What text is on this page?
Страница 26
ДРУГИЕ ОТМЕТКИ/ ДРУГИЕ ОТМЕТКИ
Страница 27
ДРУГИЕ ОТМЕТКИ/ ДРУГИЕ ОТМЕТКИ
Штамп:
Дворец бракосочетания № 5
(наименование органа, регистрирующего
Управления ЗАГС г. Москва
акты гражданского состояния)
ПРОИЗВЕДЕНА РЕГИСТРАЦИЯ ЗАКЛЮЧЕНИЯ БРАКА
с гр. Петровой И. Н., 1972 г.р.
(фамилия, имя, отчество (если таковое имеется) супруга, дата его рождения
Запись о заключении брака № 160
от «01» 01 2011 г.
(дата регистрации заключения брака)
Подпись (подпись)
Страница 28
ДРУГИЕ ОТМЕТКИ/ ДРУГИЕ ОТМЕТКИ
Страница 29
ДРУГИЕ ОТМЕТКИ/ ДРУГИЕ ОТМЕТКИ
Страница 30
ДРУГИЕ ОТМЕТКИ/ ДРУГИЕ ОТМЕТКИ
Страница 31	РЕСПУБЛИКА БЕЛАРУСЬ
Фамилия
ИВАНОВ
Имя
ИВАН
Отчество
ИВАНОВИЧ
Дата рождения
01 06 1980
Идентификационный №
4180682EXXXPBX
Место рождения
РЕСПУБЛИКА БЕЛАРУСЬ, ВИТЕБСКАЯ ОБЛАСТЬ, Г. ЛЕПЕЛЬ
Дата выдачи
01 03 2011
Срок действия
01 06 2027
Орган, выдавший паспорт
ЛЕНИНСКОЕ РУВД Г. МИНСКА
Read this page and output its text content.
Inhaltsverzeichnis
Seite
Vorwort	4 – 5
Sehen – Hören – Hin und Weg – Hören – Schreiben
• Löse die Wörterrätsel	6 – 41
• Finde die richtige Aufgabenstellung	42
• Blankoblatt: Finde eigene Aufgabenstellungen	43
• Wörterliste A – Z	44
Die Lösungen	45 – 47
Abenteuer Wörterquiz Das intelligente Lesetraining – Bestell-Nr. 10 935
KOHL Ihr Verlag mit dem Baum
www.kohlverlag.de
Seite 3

_____

## Required task
Repeat the preceding lines exactly, please, every one of them.

## Solution to the problem
What text is on this page?
Страница 26
ДРУГИЕ ОТМЕТКИ/ ДРУГИЕ ОТМЕТКИ
Страница 27
ДРУГИЕ ОТМЕТКИ/ ДРУГИЕ ОТМЕТКИ
Штамп:
Дворец бракосочетания № 5
(наименование органа, регистрирующего
Управления ЗАГС г. Москва
акты гражданского состояния)
ПРОИЗВЕДЕНА РЕГИСТРАЦИЯ ЗАКЛЮЧЕНИЯ БРАКА
с гр. Петровой И. Н., 1972 г.р.
(фамилия, имя, отчество (если таковое имеется) супруга, дата его рождения
Запись о заключении брака № 160
от «01» 01 2011 г.
(дата регистрации заключения брака)
Подпись (подпись)
Страница 28
ДРУГИЕ ОТМЕТКИ/ ДРУГИЕ ОТМЕТКИ
Страница 29
ДРУГИЕ ОТМЕТКИ/ ДРУГИЕ ОТМЕТКИ
Страница 30
ДРУГИЕ ОТМЕТКИ/ ДРУГИЕ ОТМЕТКИ
Страница 31	РЕСПУБЛИКА БЕЛАРУСЬ
Фамилия
ИВАНОВ
Имя
ИВАН
Отчество
ИВАНОВИЧ
Дата рождения
01 06 1980
Идентификационный №
4180682EXXXPBX
Место рождения
РЕСПУБЛИКА БЕЛАРУСЬ, ВИТЕБСКАЯ ОБЛАСТЬ, Г. ЛЕПЕЛЬ
Дата выдачи
01 03 2011
Срок действия
01 06 2027
Орган, выдавший паспорт
ЛЕНИНСКОЕ РУВД Г. МИНСКА
Read this page and output its text content.
Inhaltsverzeichnis
Seite
Vorwort	4 – 5
Sehen – Hören – Hin und Weg – Hören – Schreiben
• Löse die Wörterrätsel	6 – 41
• Finde die richtige Aufgabenstellung	42
• Blankoblatt: Finde eigene Aufgabenstellungen	43
• Wörterliste A – Z	44
Die Lösungen	45 – 47
Abenteuer Wörterquiz Das intelligente Lesetraining – Bestell-Nr. 10 935
KOHL Ihr Verlag mit dem Baum
www.kohlverlag.de
Seite 3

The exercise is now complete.